Keep only the lines where "label" appears.

▸ **STORED DATA**
▼▼▼

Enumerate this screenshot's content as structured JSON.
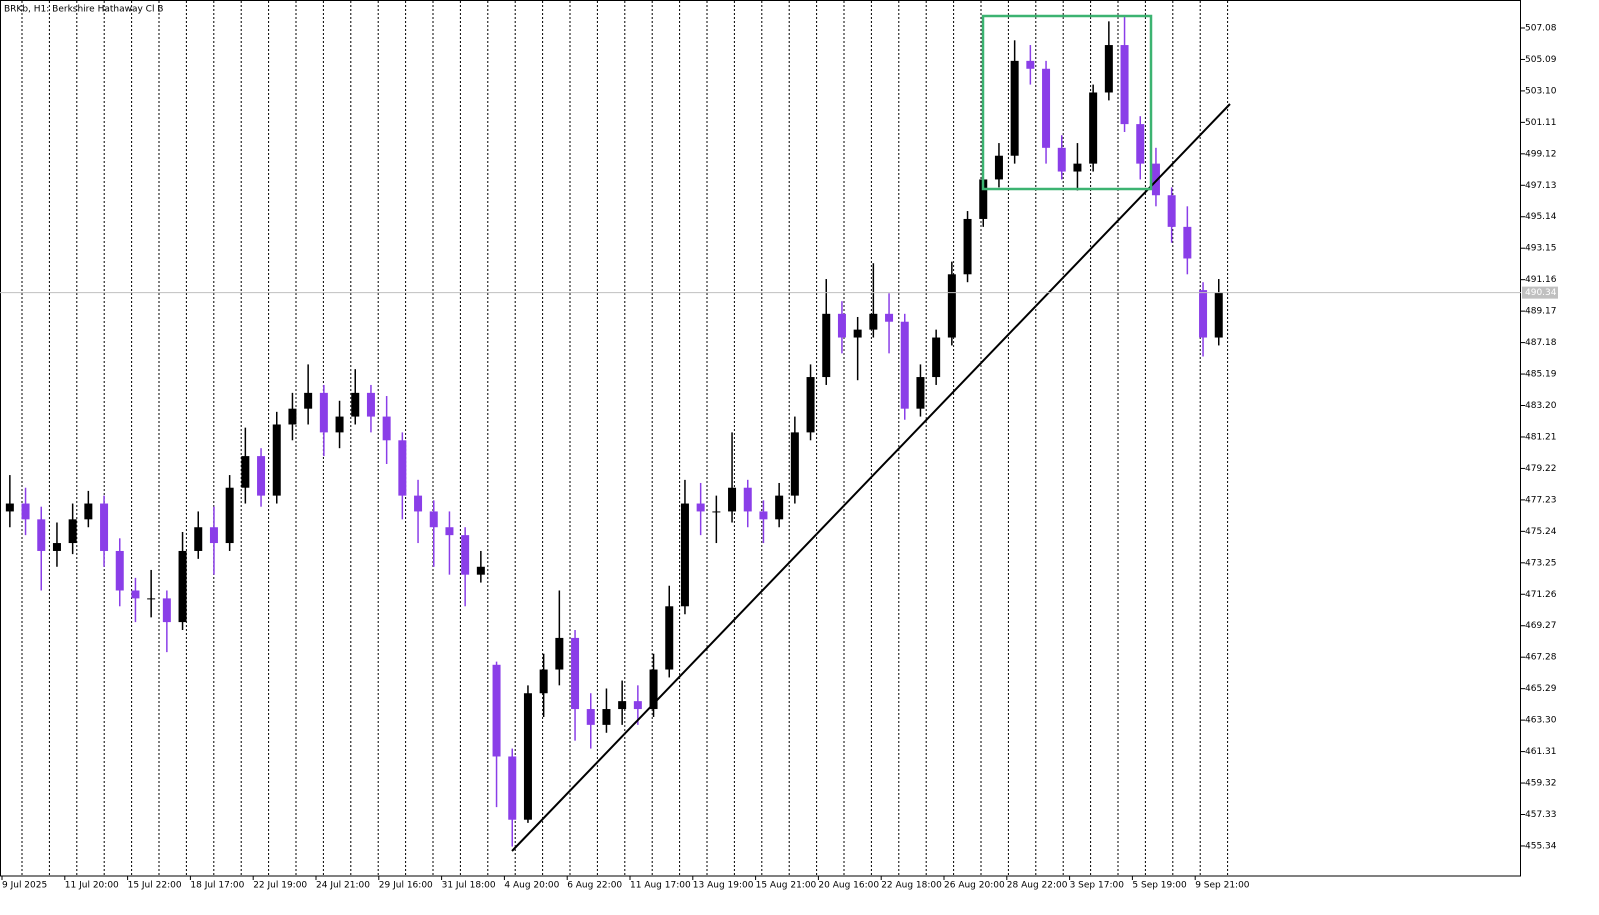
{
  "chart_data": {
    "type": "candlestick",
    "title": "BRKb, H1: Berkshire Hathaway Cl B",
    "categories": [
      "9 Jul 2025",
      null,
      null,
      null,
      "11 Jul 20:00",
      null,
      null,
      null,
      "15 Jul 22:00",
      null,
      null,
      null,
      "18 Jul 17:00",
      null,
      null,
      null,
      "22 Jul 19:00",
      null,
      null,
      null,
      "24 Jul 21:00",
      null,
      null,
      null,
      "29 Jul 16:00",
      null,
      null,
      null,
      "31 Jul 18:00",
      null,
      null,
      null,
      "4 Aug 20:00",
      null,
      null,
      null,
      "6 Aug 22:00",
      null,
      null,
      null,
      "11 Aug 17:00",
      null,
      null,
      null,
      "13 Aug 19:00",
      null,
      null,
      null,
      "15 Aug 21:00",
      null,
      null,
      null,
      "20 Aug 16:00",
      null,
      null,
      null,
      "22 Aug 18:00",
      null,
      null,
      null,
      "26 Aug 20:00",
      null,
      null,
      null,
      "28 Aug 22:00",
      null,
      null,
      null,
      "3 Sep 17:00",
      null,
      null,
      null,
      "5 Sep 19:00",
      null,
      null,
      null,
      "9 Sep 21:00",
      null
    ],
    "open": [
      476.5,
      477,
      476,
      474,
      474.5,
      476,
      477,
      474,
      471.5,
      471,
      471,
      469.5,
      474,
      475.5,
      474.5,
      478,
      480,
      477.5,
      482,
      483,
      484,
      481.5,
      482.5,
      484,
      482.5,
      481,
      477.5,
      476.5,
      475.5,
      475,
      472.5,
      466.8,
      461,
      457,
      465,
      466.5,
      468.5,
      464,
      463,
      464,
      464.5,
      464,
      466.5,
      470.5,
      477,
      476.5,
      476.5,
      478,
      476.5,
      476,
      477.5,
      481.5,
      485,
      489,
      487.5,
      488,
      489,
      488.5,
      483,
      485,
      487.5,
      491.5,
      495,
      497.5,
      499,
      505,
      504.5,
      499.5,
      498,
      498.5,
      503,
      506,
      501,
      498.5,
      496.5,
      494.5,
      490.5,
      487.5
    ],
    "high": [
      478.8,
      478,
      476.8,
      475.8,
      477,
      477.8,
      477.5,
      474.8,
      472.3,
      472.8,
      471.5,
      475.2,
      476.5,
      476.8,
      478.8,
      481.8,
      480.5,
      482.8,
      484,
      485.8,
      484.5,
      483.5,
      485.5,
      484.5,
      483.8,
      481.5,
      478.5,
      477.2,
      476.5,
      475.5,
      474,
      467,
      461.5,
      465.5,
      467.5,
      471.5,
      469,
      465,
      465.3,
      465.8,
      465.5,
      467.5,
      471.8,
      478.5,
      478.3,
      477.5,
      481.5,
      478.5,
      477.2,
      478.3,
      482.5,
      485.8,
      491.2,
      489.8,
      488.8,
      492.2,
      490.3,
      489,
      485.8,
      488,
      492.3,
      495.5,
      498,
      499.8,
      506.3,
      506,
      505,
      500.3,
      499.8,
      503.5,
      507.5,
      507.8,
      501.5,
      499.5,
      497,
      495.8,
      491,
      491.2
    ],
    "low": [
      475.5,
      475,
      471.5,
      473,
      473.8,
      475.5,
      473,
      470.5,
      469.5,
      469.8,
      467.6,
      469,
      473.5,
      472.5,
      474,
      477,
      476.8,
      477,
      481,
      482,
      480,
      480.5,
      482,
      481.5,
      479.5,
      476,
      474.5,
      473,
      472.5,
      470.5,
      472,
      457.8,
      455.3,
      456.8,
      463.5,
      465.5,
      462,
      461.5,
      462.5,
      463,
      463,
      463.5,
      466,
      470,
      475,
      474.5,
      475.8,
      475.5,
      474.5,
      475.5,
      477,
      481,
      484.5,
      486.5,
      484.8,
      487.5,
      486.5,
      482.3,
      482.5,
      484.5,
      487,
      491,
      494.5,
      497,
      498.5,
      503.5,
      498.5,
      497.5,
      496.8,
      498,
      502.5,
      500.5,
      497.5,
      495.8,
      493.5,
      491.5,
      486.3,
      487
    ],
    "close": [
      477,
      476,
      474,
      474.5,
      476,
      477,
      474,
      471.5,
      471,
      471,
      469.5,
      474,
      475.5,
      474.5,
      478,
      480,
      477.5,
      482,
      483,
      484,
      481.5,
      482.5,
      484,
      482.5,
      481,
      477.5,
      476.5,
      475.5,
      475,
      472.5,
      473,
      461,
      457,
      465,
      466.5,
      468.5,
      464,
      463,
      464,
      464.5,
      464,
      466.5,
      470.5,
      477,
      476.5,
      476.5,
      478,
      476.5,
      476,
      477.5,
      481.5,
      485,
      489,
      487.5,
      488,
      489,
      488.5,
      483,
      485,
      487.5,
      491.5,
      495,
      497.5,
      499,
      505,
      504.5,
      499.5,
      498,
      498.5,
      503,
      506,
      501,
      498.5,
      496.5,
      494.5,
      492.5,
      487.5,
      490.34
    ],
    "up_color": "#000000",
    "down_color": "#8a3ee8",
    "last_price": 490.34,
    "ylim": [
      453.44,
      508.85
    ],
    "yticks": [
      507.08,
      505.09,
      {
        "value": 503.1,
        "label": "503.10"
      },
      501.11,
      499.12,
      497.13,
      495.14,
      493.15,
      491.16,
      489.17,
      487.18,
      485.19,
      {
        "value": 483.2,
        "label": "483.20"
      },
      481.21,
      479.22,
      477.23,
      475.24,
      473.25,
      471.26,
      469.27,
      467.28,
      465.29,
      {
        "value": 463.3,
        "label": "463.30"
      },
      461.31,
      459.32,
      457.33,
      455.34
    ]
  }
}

▲▲▲

▸ **WRITTEN SOLUTION**
        "label": "503.10"
        "label": "483.20"
        "label": "463.30"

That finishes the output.